» **What you have to do**: Take each line that has the word "topped" and return it.

» **Listed entries**:
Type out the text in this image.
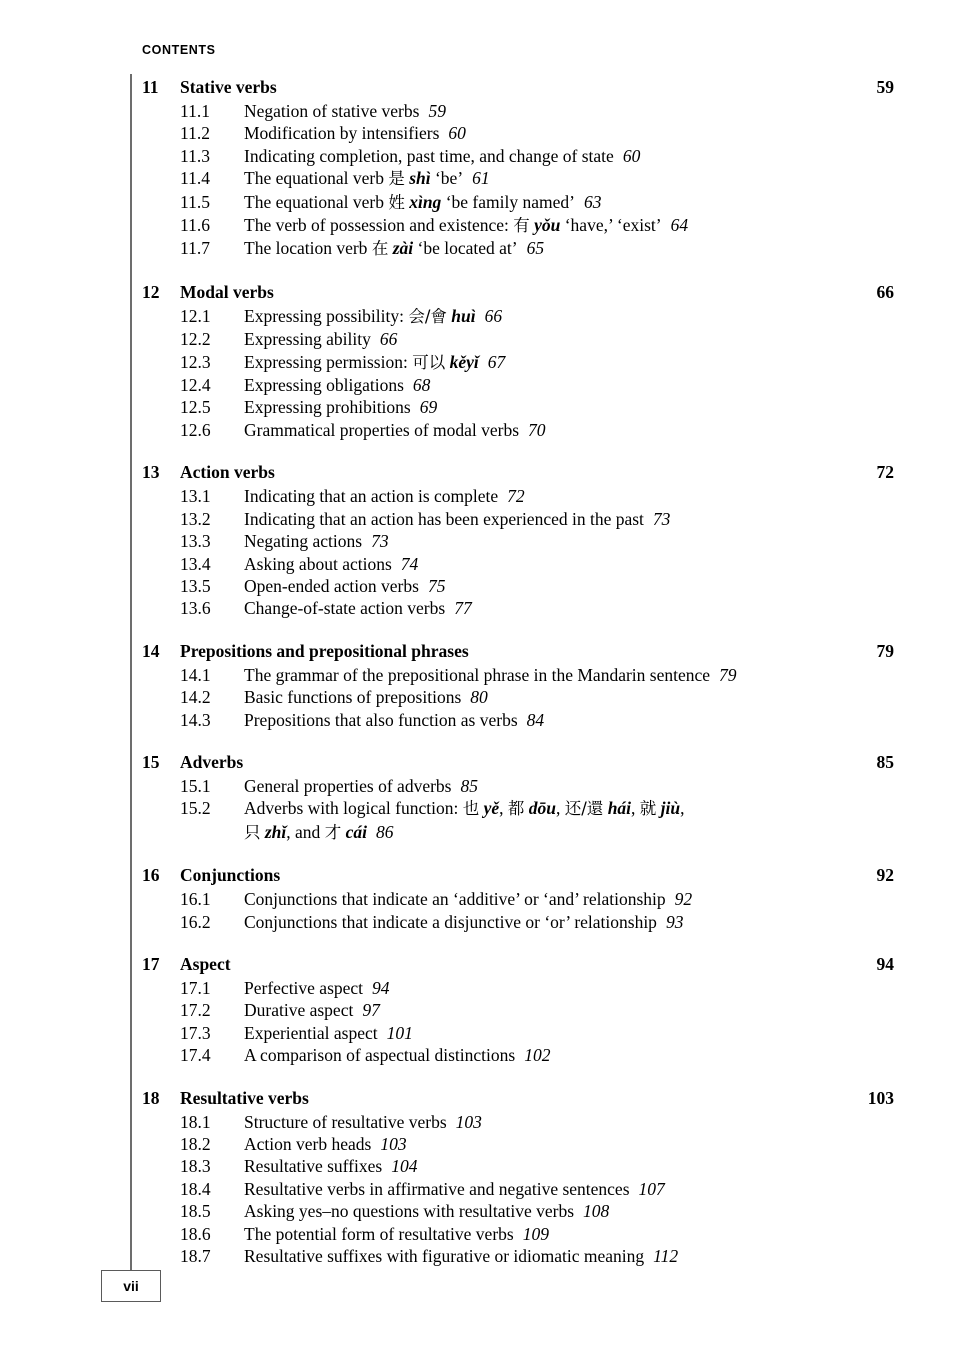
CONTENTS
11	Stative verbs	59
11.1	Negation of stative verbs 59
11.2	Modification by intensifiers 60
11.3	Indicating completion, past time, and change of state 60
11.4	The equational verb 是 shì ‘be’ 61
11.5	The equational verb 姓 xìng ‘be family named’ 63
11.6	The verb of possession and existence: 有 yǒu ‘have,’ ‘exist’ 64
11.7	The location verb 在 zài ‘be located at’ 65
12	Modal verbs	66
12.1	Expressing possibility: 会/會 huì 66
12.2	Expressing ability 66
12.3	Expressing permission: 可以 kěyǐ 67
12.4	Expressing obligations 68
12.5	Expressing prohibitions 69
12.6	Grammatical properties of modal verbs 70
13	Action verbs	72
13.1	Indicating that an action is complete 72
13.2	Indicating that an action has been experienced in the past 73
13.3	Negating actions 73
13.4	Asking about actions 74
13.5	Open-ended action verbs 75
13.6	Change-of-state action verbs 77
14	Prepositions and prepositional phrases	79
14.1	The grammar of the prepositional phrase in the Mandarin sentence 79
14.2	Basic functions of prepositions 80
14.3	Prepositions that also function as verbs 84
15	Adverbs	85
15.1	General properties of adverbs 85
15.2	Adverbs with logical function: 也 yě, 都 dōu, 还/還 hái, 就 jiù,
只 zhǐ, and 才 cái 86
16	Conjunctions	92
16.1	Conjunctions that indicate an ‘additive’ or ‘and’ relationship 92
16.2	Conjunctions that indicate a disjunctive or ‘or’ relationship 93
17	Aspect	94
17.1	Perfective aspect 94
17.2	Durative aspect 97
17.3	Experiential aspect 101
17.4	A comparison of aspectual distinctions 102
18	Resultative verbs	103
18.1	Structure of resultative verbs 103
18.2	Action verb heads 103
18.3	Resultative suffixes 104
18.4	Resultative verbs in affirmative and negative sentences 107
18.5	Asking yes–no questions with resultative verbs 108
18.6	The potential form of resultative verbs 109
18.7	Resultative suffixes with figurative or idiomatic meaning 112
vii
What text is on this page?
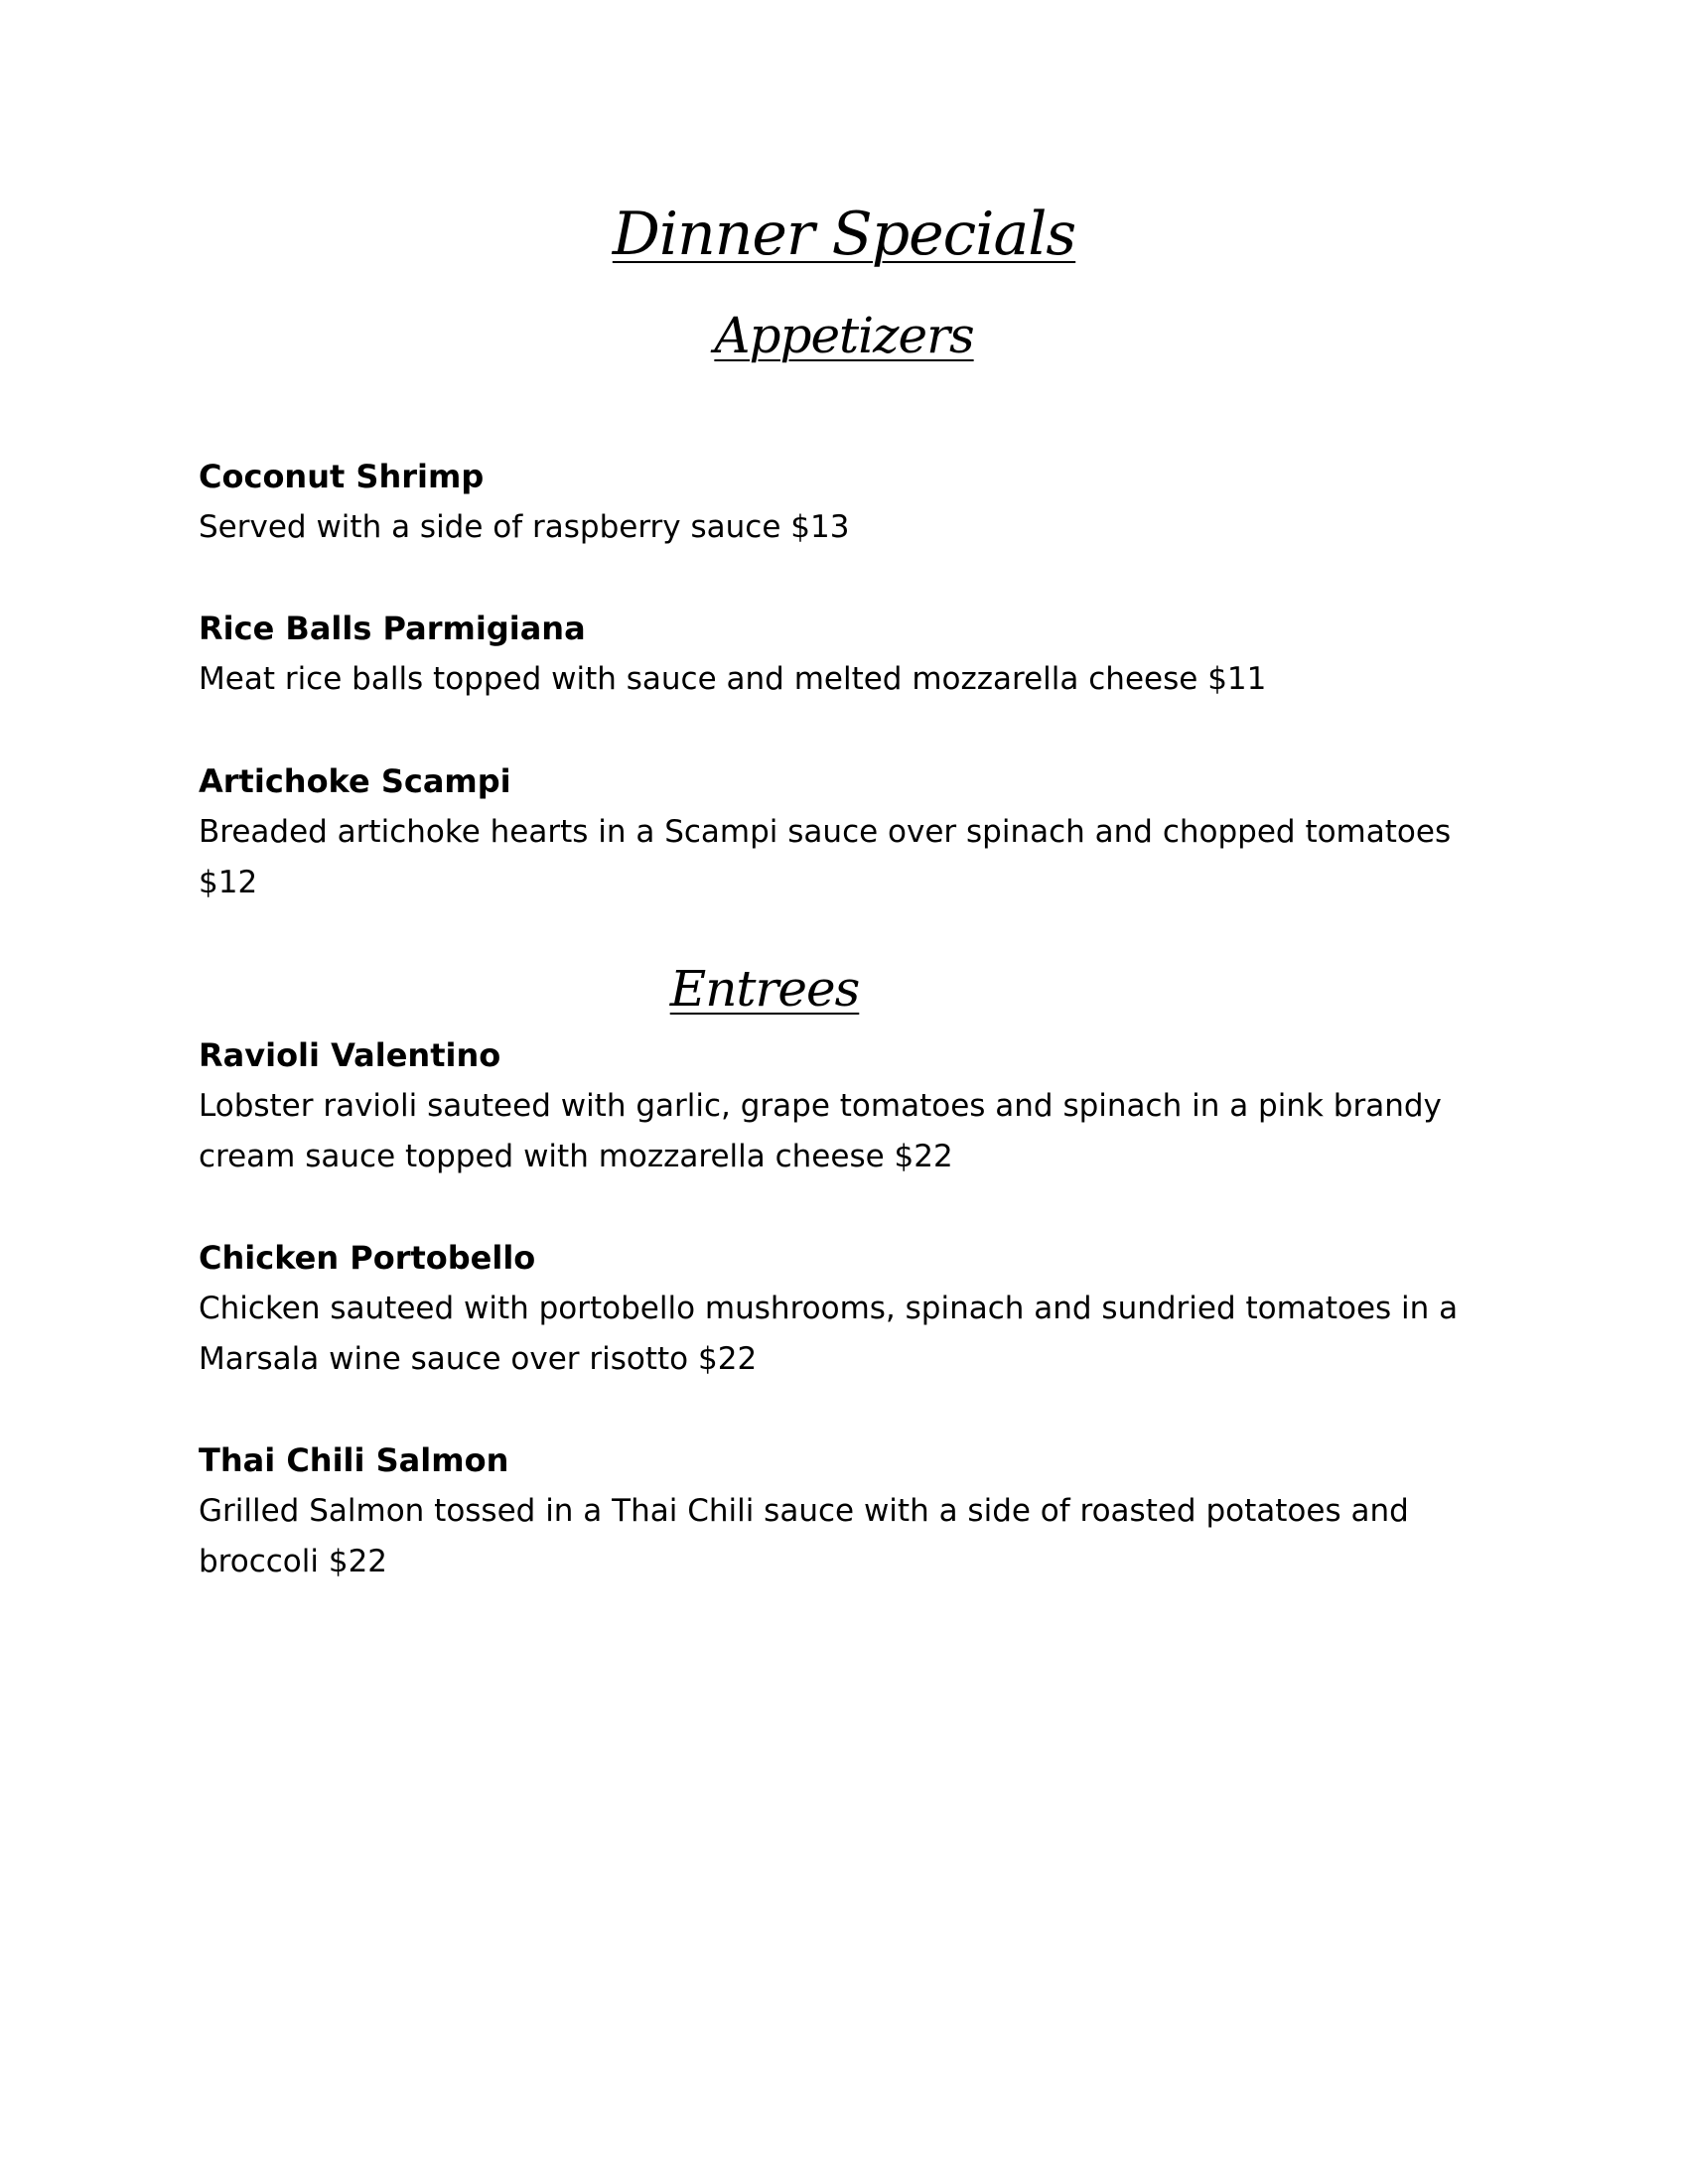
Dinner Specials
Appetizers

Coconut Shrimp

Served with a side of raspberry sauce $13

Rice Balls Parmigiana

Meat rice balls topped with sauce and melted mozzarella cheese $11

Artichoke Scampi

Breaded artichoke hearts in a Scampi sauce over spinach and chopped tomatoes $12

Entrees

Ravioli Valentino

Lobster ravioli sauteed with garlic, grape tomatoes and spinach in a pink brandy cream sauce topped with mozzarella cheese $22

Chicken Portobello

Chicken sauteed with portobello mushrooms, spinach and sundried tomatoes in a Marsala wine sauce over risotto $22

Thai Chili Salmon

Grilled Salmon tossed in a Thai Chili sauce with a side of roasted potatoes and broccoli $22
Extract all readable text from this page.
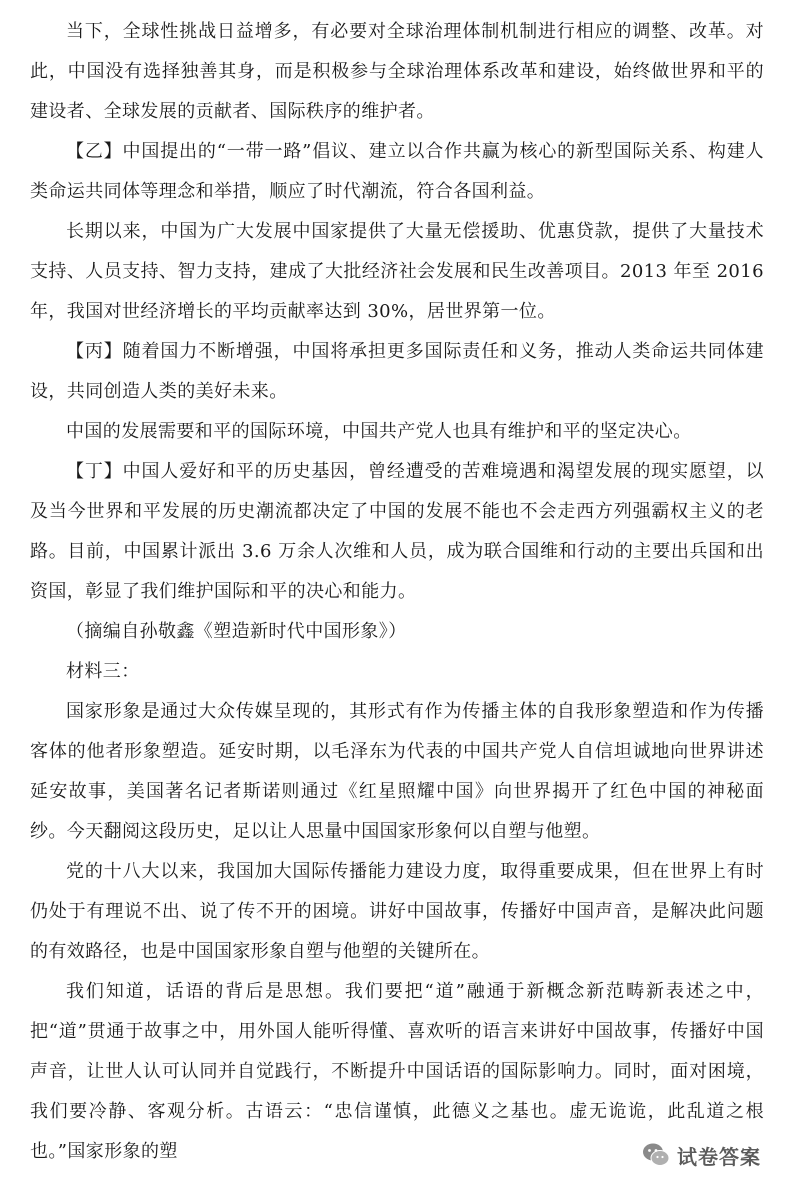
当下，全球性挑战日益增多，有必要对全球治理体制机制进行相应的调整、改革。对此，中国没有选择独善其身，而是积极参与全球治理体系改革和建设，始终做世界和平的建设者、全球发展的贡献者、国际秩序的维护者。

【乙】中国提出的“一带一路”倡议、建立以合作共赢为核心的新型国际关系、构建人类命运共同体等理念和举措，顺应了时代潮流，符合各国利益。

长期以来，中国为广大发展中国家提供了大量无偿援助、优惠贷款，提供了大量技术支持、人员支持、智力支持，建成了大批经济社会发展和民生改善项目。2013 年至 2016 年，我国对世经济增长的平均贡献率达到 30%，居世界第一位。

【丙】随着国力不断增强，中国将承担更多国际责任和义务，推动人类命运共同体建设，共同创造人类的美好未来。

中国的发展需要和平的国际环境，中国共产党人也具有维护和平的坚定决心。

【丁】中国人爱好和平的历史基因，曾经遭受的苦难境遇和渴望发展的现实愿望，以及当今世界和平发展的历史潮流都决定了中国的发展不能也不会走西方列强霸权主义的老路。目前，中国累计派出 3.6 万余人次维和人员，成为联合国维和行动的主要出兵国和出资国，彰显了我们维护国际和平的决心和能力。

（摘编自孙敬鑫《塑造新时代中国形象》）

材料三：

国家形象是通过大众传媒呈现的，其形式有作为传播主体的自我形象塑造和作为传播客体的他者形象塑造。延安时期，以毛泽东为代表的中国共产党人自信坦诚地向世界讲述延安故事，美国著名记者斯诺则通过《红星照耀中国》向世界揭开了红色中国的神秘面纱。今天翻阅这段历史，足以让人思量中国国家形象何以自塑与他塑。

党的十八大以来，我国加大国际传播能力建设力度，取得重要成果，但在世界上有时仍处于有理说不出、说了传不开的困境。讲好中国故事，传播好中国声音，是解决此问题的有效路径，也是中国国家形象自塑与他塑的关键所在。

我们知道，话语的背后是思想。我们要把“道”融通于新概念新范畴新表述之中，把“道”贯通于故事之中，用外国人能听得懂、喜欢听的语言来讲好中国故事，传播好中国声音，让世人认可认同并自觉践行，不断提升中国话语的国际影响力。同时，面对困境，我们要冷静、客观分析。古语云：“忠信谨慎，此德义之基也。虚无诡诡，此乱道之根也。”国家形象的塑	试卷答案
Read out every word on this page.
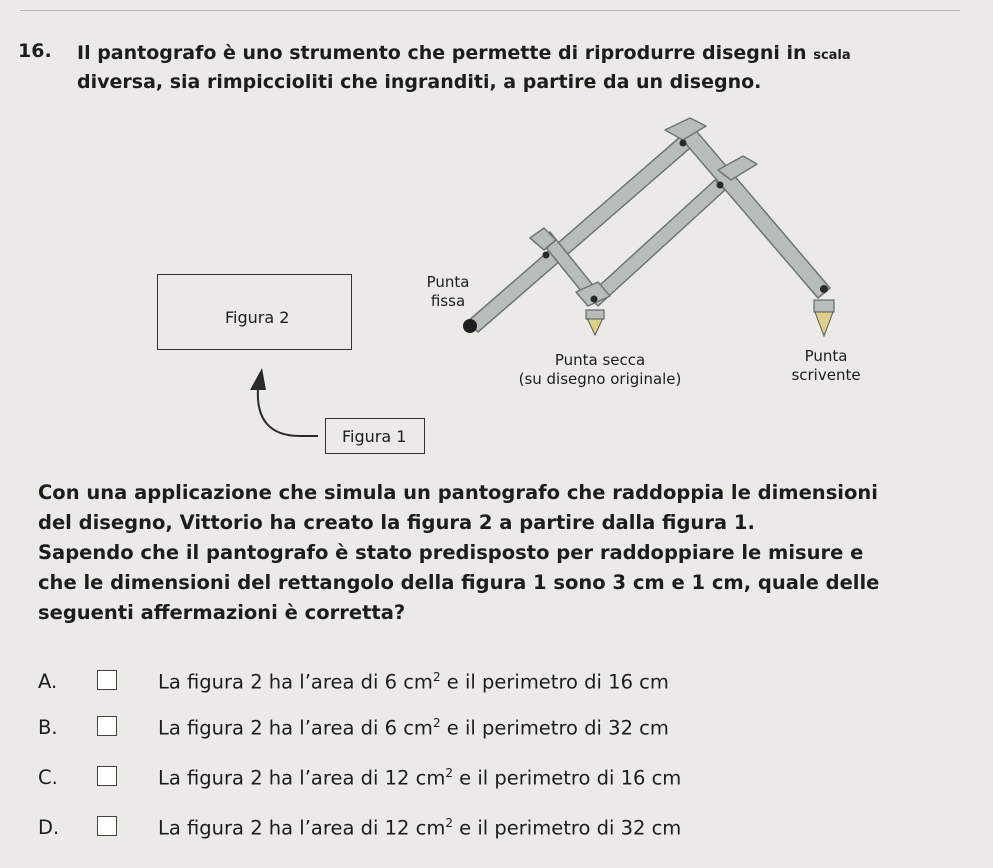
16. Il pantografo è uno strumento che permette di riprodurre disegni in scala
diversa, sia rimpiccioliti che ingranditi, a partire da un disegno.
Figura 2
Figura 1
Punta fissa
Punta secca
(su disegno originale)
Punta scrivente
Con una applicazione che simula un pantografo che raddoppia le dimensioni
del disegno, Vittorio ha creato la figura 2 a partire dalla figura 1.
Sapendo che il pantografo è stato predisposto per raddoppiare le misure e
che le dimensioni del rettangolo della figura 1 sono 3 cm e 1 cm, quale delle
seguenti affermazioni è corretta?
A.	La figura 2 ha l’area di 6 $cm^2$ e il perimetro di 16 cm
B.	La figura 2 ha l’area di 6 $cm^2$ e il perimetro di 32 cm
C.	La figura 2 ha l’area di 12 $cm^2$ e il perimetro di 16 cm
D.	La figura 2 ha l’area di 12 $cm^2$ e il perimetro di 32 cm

» **Worked solution**:
Meat rice balls topped with sauce and melted mozzarella cheese $11
Lobster ravioli sauteed with garlic, grape tomatoes and spinach in a pink brandy cream sauce topped with mozzarella cheese $22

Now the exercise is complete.